§ **What is expected**: Without the pictures, repeat the listing character for character.

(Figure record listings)
==================================================
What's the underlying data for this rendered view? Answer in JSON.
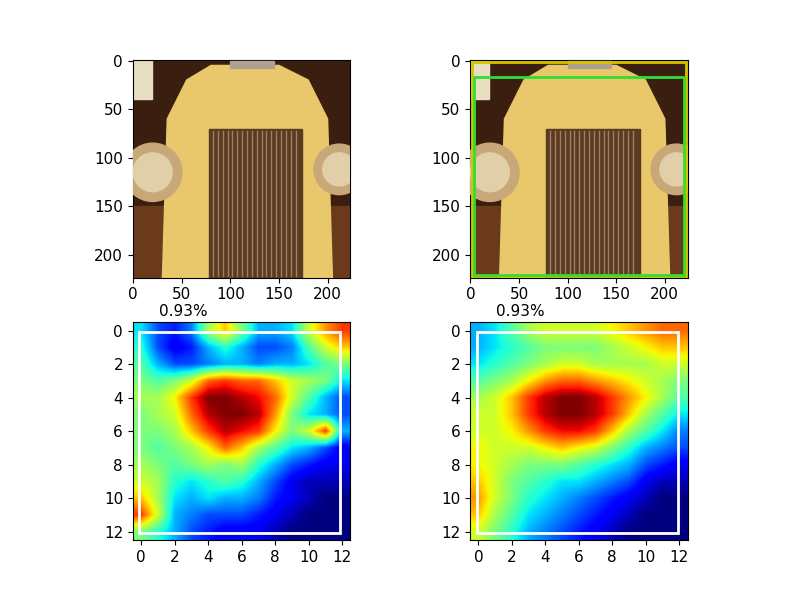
{
  "chart_data": [
    {
      "type": "image",
      "xlim": [
        -0.5,
        223.5
      ],
      "ylim": [
        223.5,
        -0.5
      ],
      "xticks": [
        0,
        50,
        100,
        150,
        200
      ],
      "yticks": [
        0,
        50,
        100,
        150,
        200
      ]
    },
    {
      "type": "image",
      "xlim": [
        -0.5,
        223.5
      ],
      "ylim": [
        223.5,
        -0.5
      ],
      "xticks": [
        0,
        50,
        100,
        150,
        200
      ],
      "yticks": [
        0,
        50,
        100,
        150,
        200
      ],
      "boxes": [
        {
          "xmin": 2,
          "ymin": 1,
          "xmax": 222,
          "ymax": 222,
          "color": "#d4c400"
        },
        {
          "xmin": 4,
          "ymin": 17,
          "xmax": 220,
          "ymax": 221,
          "color": "#33dd33"
        }
      ]
    },
    {
      "type": "heatmap",
      "title": "0.93%",
      "xlim": [
        -0.5,
        12.5
      ],
      "ylim": [
        12.5,
        -0.5
      ],
      "xticks": [
        0,
        2,
        4,
        6,
        8,
        10,
        12
      ],
      "yticks": [
        0,
        2,
        4,
        6,
        8,
        10,
        12
      ],
      "color_range": [
        0,
        1
      ],
      "boxes": [
        {
          "xmin": -0.1,
          "ymin": 0.1,
          "xmax": 11.9,
          "ymax": 12.1,
          "color": "#ffffff"
        }
      ],
      "cells": [
        [
          0.35,
          0.2,
          0.15,
          0.25,
          0.55,
          0.7,
          0.5,
          0.3,
          0.3,
          0.35,
          0.6,
          0.75,
          0.85
        ],
        [
          0.4,
          0.2,
          0.1,
          0.15,
          0.3,
          0.4,
          0.3,
          0.2,
          0.2,
          0.25,
          0.45,
          0.6,
          0.7
        ],
        [
          0.45,
          0.3,
          0.2,
          0.2,
          0.25,
          0.3,
          0.3,
          0.25,
          0.3,
          0.3,
          0.35,
          0.45,
          0.5
        ],
        [
          0.5,
          0.45,
          0.5,
          0.6,
          0.8,
          0.85,
          0.8,
          0.8,
          0.7,
          0.6,
          0.55,
          0.5,
          0.35
        ],
        [
          0.55,
          0.55,
          0.65,
          0.85,
          1.0,
          1.0,
          0.95,
          0.9,
          0.8,
          0.6,
          0.45,
          0.3,
          0.2
        ],
        [
          0.5,
          0.55,
          0.6,
          0.8,
          0.95,
          1.0,
          1.0,
          0.95,
          0.75,
          0.5,
          0.35,
          0.3,
          0.2
        ],
        [
          0.5,
          0.5,
          0.55,
          0.7,
          0.85,
          0.95,
          0.9,
          0.85,
          0.65,
          0.5,
          0.6,
          0.85,
          0.3
        ],
        [
          0.5,
          0.45,
          0.5,
          0.55,
          0.65,
          0.8,
          0.7,
          0.55,
          0.45,
          0.35,
          0.3,
          0.2,
          0.1
        ],
        [
          0.55,
          0.5,
          0.45,
          0.5,
          0.55,
          0.5,
          0.55,
          0.4,
          0.3,
          0.2,
          0.15,
          0.1,
          0.1
        ],
        [
          0.6,
          0.55,
          0.4,
          0.35,
          0.4,
          0.45,
          0.4,
          0.3,
          0.2,
          0.1,
          0.05,
          0.05,
          0.05
        ],
        [
          0.7,
          0.55,
          0.35,
          0.3,
          0.35,
          0.3,
          0.3,
          0.25,
          0.15,
          0.1,
          0.05,
          0.0,
          0.0
        ],
        [
          0.85,
          0.6,
          0.3,
          0.25,
          0.2,
          0.2,
          0.2,
          0.15,
          0.1,
          0.05,
          0.0,
          0.0,
          0.0
        ],
        [
          0.5,
          0.4,
          0.3,
          0.2,
          0.15,
          0.1,
          0.1,
          0.1,
          0.05,
          0.0,
          0.0,
          0.0,
          0.0
        ]
      ]
    },
    {
      "type": "heatmap",
      "title": "0.93%",
      "xlim": [
        -0.5,
        12.5
      ],
      "ylim": [
        12.5,
        -0.5
      ],
      "xticks": [
        0,
        2,
        4,
        6,
        8,
        10,
        12
      ],
      "yticks": [
        0,
        2,
        4,
        6,
        8,
        10,
        12
      ],
      "color_range": [
        0,
        1
      ],
      "boxes": [
        {
          "xmin": -0.1,
          "ymin": 0.1,
          "xmax": 11.9,
          "ymax": 12.1,
          "color": "#ffffff"
        }
      ],
      "cells": [
        [
          0.3,
          0.35,
          0.45,
          0.55,
          0.6,
          0.6,
          0.6,
          0.6,
          0.65,
          0.7,
          0.75,
          0.8,
          0.8
        ],
        [
          0.3,
          0.35,
          0.4,
          0.45,
          0.5,
          0.5,
          0.5,
          0.5,
          0.55,
          0.6,
          0.65,
          0.7,
          0.7
        ],
        [
          0.35,
          0.4,
          0.45,
          0.5,
          0.55,
          0.6,
          0.6,
          0.55,
          0.55,
          0.55,
          0.55,
          0.6,
          0.6
        ],
        [
          0.45,
          0.5,
          0.55,
          0.65,
          0.75,
          0.8,
          0.8,
          0.75,
          0.7,
          0.65,
          0.6,
          0.55,
          0.5
        ],
        [
          0.55,
          0.6,
          0.7,
          0.85,
          0.95,
          1.0,
          1.0,
          0.95,
          0.85,
          0.75,
          0.65,
          0.55,
          0.45
        ],
        [
          0.6,
          0.6,
          0.7,
          0.85,
          0.95,
          1.0,
          1.0,
          0.95,
          0.85,
          0.7,
          0.55,
          0.45,
          0.35
        ],
        [
          0.6,
          0.6,
          0.65,
          0.75,
          0.85,
          0.9,
          0.9,
          0.85,
          0.7,
          0.55,
          0.45,
          0.35,
          0.25
        ],
        [
          0.65,
          0.6,
          0.6,
          0.6,
          0.65,
          0.7,
          0.65,
          0.6,
          0.5,
          0.4,
          0.3,
          0.25,
          0.2
        ],
        [
          0.65,
          0.6,
          0.55,
          0.5,
          0.5,
          0.5,
          0.45,
          0.4,
          0.35,
          0.3,
          0.2,
          0.15,
          0.1
        ],
        [
          0.7,
          0.6,
          0.5,
          0.45,
          0.4,
          0.35,
          0.35,
          0.3,
          0.25,
          0.2,
          0.1,
          0.05,
          0.05
        ],
        [
          0.75,
          0.6,
          0.5,
          0.4,
          0.35,
          0.3,
          0.25,
          0.2,
          0.15,
          0.1,
          0.05,
          0.0,
          0.0
        ],
        [
          0.7,
          0.55,
          0.45,
          0.35,
          0.3,
          0.25,
          0.2,
          0.15,
          0.1,
          0.05,
          0.0,
          0.0,
          0.0
        ],
        [
          0.6,
          0.5,
          0.4,
          0.3,
          0.25,
          0.2,
          0.15,
          0.1,
          0.05,
          0.0,
          0.0,
          0.0,
          0.0
        ]
      ]
    }
  ]
}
==================================================
§ **Written answer**:
What's the underlying data for this rendered view? Answer in JSON.
{
  "chart_data": [
    {
      "type": "image",
      "xlim": [
        -0.5,
        223.5
      ],
      "ylim": [
        223.5,
        -0.5
      ],
      "xticks": [
        0,
        50,
        100,
        150,
        200
      ],
      "yticks": [
        0,
        50,
        100,
        150,
        200
      ]
    },
    {
      "type": "image",
      "xlim": [
        -0.5,
        223.5
      ],
      "ylim": [
        223.5,
        -0.5
      ],
      "xticks": [
        0,
        50,
        100,
        150,
        200
      ],
      "yticks": [
        0,
        50,
        100,
        150,
        200
      ],
      "boxes": [
        {
          "xmin": 2,
          "ymin": 1,
          "xmax": 222,
          "ymax": 222,
          "color": "#d4c400"
        },
        {
          "xmin": 4,
          "ymin": 17,
          "xmax": 220,
          "ymax": 221,
          "color": "#33dd33"
        }
      ]
    },
    {
      "type": "heatmap",
      "title": "0.93%",
      "xlim": [
        -0.5,
        12.5
      ],
      "ylim": [
        12.5,
        -0.5
      ],
      "xticks": [
        0,
        2,
        4,
        6,
        8,
        10,
        12
      ],
      "yticks": [
        0,
        2,
        4,
        6,
        8,
        10,
        12
      ],
      "color_range": [
        0,
        1
      ],
      "boxes": [
        {
          "xmin": -0.1,
          "ymin": 0.1,
          "xmax": 11.9,
          "ymax": 12.1,
          "color": "#ffffff"
        }
      ],
      "cells": [
        [
          0.35,
          0.2,
          0.15,
          0.25,
          0.55,
          0.7,
          0.5,
          0.3,
          0.3,
          0.35,
          0.6,
          0.75,
          0.85
        ],
        [
          0.4,
          0.2,
          0.1,
          0.15,
          0.3,
          0.4,
          0.3,
          0.2,
          0.2,
          0.25,
          0.45,
          0.6,
          0.7
        ],
        [
          0.45,
          0.3,
          0.2,
          0.2,
          0.25,
          0.3,
          0.3,
          0.25,
          0.3,
          0.3,
          0.35,
          0.45,
          0.5
        ],
        [
          0.5,
          0.45,
          0.5,
          0.6,
          0.8,
          0.85,
          0.8,
          0.8,
          0.7,
          0.6,
          0.55,
          0.5,
          0.35
        ],
        [
          0.55,
          0.55,
          0.65,
          0.85,
          1.0,
          1.0,
          0.95,
          0.9,
          0.8,
          0.6,
          0.45,
          0.3,
          0.2
        ],
        [
          0.5,
          0.55,
          0.6,
          0.8,
          0.95,
          1.0,
          1.0,
          0.95,
          0.75,
          0.5,
          0.35,
          0.3,
          0.2
        ],
        [
          0.5,
          0.5,
          0.55,
          0.7,
          0.85,
          0.95,
          0.9,
          0.85,
          0.65,
          0.5,
          0.6,
          0.85,
          0.3
        ],
        [
          0.5,
          0.45,
          0.5,
          0.55,
          0.65,
          0.8,
          0.7,
          0.55,
          0.45,
          0.35,
          0.3,
          0.2,
          0.1
        ],
        [
          0.55,
          0.5,
          0.45,
          0.5,
          0.55,
          0.5,
          0.55,
          0.4,
          0.3,
          0.2,
          0.15,
          0.1,
          0.1
        ],
        [
          0.6,
          0.55,
          0.4,
          0.35,
          0.4,
          0.45,
          0.4,
          0.3,
          0.2,
          0.1,
          0.05,
          0.05,
          0.05
        ],
        [
          0.7,
          0.55,
          0.35,
          0.3,
          0.35,
          0.3,
          0.3,
          0.25,
          0.15,
          0.1,
          0.05,
          0.0,
          0.0
        ],
        [
          0.85,
          0.6,
          0.3,
          0.25,
          0.2,
          0.2,
          0.2,
          0.15,
          0.1,
          0.05,
          0.0,
          0.0,
          0.0
        ],
        [
          0.5,
          0.4,
          0.3,
          0.2,
          0.15,
          0.1,
          0.1,
          0.1,
          0.05,
          0.0,
          0.0,
          0.0,
          0.0
        ]
      ]
    },
    {
      "type": "heatmap",
      "title": "0.93%",
      "xlim": [
        -0.5,
        12.5
      ],
      "ylim": [
        12.5,
        -0.5
      ],
      "xticks": [
        0,
        2,
        4,
        6,
        8,
        10,
        12
      ],
      "yticks": [
        0,
        2,
        4,
        6,
        8,
        10,
        12
      ],
      "color_range": [
        0,
        1
      ],
      "boxes": [
        {
          "xmin": -0.1,
          "ymin": 0.1,
          "xmax": 11.9,
          "ymax": 12.1,
          "color": "#ffffff"
        }
      ],
      "cells": [
        [
          0.3,
          0.35,
          0.45,
          0.55,
          0.6,
          0.6,
          0.6,
          0.6,
          0.65,
          0.7,
          0.75,
          0.8,
          0.8
        ],
        [
          0.3,
          0.35,
          0.4,
          0.45,
          0.5,
          0.5,
          0.5,
          0.5,
          0.55,
          0.6,
          0.65,
          0.7,
          0.7
        ],
        [
          0.35,
          0.4,
          0.45,
          0.5,
          0.55,
          0.6,
          0.6,
          0.55,
          0.55,
          0.55,
          0.55,
          0.6,
          0.6
        ],
        [
          0.45,
          0.5,
          0.55,
          0.65,
          0.75,
          0.8,
          0.8,
          0.75,
          0.7,
          0.65,
          0.6,
          0.55,
          0.5
        ],
        [
          0.55,
          0.6,
          0.7,
          0.85,
          0.95,
          1.0,
          1.0,
          0.95,
          0.85,
          0.75,
          0.65,
          0.55,
          0.45
        ],
        [
          0.6,
          0.6,
          0.7,
          0.85,
          0.95,
          1.0,
          1.0,
          0.95,
          0.85,
          0.7,
          0.55,
          0.45,
          0.35
        ],
        [
          0.6,
          0.6,
          0.65,
          0.75,
          0.85,
          0.9,
          0.9,
          0.85,
          0.7,
          0.55,
          0.45,
          0.35,
          0.25
        ],
        [
          0.65,
          0.6,
          0.6,
          0.6,
          0.65,
          0.7,
          0.65,
          0.6,
          0.5,
          0.4,
          0.3,
          0.25,
          0.2
        ],
        [
          0.65,
          0.6,
          0.55,
          0.5,
          0.5,
          0.5,
          0.45,
          0.4,
          0.35,
          0.3,
          0.2,
          0.15,
          0.1
        ],
        [
          0.7,
          0.6,
          0.5,
          0.45,
          0.4,
          0.35,
          0.35,
          0.3,
          0.25,
          0.2,
          0.1,
          0.05,
          0.05
        ],
        [
          0.75,
          0.6,
          0.5,
          0.4,
          0.35,
          0.3,
          0.25,
          0.2,
          0.15,
          0.1,
          0.05,
          0.0,
          0.0
        ],
        [
          0.7,
          0.55,
          0.45,
          0.35,
          0.3,
          0.25,
          0.2,
          0.15,
          0.1,
          0.05,
          0.0,
          0.0,
          0.0
        ],
        [
          0.6,
          0.5,
          0.4,
          0.3,
          0.25,
          0.2,
          0.15,
          0.1,
          0.05,
          0.0,
          0.0,
          0.0,
          0.0
        ]
      ]
    }
  ]
}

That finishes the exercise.